══ PROVIDED MATERIAL ══
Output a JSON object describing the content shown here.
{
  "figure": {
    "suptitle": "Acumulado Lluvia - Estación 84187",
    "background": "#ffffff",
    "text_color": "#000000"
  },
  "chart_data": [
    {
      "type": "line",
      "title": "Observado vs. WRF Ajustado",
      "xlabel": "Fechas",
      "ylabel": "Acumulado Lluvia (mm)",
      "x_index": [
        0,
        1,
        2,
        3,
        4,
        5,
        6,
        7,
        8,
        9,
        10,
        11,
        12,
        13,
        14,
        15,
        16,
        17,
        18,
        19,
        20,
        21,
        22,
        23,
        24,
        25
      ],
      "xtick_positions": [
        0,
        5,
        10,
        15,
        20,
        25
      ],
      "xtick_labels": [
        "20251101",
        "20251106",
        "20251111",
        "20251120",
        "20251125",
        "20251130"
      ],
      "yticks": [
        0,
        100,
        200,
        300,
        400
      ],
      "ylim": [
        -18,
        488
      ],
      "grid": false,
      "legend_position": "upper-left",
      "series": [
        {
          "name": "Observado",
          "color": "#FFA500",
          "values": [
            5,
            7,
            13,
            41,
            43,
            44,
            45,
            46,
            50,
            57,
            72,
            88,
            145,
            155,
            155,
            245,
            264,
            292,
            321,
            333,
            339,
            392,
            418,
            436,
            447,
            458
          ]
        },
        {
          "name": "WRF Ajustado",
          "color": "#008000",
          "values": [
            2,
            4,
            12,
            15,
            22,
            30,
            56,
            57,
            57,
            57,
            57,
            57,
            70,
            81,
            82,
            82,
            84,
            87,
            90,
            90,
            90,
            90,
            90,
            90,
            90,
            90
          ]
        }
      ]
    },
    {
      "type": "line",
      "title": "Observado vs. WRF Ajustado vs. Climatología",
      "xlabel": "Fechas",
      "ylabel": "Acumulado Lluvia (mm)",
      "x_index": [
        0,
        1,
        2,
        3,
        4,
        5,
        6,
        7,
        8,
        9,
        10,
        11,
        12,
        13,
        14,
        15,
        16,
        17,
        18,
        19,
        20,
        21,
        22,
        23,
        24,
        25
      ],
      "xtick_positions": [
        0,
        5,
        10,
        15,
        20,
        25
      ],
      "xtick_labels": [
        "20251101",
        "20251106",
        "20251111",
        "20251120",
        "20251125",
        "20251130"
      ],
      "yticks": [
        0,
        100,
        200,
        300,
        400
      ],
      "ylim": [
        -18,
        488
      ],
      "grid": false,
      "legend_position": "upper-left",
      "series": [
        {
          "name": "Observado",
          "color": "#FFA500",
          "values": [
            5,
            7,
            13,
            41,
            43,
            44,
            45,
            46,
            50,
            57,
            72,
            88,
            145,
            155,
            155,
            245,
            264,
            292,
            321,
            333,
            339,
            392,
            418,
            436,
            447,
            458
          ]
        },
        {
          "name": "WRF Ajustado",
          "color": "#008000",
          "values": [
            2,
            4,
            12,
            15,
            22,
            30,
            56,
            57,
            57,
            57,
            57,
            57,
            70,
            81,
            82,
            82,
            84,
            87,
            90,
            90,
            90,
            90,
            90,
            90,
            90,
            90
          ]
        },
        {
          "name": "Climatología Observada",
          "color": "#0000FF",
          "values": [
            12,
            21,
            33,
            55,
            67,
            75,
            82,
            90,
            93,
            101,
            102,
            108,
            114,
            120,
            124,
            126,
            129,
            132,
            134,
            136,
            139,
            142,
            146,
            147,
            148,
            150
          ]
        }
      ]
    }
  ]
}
═══
══ PROVIDED MATERIAL ══
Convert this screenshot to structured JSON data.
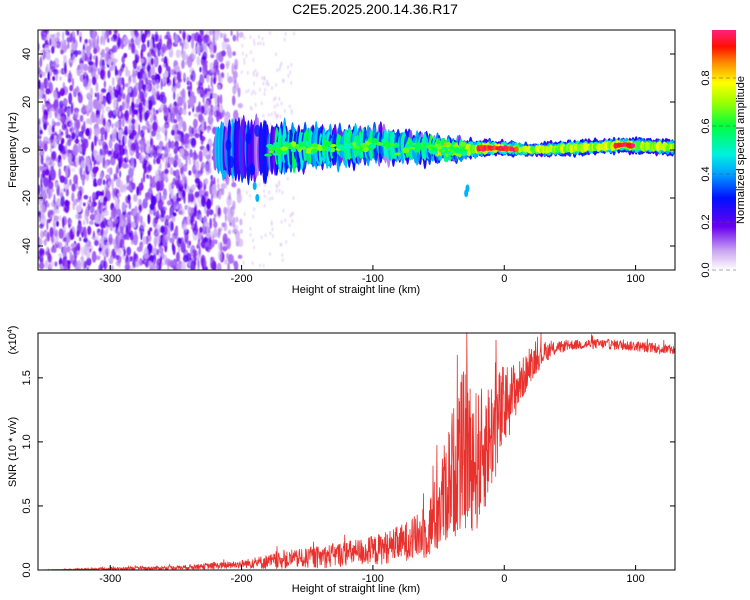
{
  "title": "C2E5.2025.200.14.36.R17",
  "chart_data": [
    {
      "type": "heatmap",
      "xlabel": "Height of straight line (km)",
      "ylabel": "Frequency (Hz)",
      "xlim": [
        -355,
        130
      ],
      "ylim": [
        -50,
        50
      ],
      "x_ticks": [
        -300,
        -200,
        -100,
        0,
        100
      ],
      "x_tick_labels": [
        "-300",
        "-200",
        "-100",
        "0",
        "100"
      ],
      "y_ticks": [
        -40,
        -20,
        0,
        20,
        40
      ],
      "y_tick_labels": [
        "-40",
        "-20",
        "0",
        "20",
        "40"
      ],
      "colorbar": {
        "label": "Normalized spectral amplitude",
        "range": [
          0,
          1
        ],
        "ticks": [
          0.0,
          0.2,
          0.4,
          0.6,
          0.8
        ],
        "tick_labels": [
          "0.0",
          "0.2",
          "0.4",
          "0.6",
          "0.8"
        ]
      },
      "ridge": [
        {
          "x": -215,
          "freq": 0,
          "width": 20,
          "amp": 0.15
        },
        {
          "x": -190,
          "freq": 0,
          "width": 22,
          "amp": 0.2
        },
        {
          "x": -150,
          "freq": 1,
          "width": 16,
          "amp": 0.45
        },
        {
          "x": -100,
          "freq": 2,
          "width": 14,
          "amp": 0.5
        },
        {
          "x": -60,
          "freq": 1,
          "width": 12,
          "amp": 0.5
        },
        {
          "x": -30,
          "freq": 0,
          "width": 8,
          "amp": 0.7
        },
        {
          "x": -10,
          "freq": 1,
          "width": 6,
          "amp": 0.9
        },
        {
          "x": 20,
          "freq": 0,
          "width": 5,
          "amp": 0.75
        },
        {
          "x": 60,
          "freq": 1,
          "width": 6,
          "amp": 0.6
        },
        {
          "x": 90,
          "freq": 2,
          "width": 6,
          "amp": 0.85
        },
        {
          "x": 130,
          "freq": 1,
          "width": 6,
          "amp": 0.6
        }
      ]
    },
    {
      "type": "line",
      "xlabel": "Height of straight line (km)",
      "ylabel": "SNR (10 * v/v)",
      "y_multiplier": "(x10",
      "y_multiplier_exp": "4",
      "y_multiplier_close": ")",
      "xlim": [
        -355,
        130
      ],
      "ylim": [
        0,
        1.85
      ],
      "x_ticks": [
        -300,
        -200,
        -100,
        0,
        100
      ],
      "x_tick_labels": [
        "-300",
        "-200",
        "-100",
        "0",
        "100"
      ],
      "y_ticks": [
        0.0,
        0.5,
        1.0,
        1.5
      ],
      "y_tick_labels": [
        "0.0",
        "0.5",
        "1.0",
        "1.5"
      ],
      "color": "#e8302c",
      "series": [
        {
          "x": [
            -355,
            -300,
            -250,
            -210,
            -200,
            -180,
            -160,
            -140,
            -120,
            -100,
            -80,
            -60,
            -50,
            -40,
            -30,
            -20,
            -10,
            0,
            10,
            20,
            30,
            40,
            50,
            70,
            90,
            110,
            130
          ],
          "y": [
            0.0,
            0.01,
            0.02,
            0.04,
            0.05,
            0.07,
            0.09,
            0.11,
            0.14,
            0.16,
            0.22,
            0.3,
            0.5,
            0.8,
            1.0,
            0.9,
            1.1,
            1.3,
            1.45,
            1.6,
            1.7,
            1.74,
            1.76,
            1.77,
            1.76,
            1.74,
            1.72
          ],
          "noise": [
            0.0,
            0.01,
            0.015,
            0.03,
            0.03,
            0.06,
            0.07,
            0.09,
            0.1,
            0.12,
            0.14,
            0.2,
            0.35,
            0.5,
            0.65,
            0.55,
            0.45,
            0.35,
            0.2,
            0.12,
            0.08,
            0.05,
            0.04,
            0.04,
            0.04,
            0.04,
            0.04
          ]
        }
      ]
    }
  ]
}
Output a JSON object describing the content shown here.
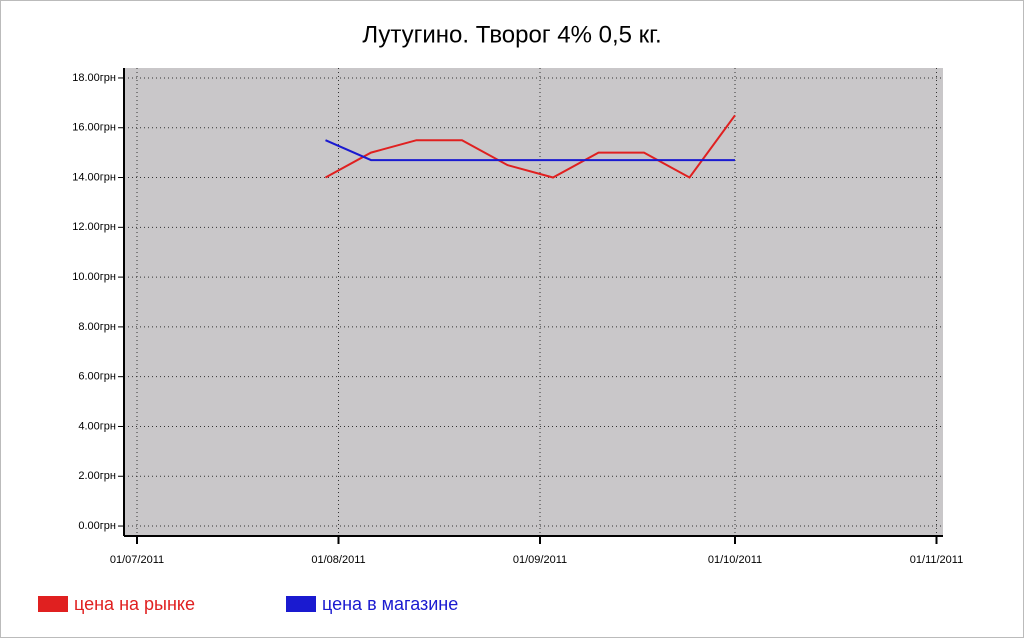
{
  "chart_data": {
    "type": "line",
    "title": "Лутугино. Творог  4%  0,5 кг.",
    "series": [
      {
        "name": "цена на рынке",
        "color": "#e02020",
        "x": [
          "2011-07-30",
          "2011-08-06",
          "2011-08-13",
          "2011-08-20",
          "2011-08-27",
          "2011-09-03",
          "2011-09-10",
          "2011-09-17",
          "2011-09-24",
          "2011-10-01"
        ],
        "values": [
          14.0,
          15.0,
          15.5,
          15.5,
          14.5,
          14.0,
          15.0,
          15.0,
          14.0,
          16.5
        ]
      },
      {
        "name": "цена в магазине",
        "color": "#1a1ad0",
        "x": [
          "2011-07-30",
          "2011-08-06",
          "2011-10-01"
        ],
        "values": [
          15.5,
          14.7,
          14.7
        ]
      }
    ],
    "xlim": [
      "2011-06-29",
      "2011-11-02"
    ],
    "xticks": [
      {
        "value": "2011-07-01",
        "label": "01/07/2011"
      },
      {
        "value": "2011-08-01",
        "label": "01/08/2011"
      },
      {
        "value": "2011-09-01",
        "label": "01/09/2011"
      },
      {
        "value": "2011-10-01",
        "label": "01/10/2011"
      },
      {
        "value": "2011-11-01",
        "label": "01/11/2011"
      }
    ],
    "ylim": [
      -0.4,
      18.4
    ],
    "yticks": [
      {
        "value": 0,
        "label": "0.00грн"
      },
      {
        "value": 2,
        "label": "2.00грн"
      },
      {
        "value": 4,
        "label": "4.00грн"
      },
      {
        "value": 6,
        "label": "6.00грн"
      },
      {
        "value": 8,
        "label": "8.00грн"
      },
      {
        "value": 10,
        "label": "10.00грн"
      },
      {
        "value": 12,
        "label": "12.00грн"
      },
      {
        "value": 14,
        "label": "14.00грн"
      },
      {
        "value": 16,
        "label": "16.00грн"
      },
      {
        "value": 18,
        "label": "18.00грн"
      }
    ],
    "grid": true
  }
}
═══
- **WRITTEN TASK**: Find every line above that contains the word "ylabel", and return each one.

- **ANSWER BELOW**:
      "ylabel": "Acumulado Lluvia (mm)",
      "ylabel": "Acumulado Lluvia (mm)",
      "ylabel": "Frequency (Hz)",
      "ylabel": "SNR (10 * v/v)",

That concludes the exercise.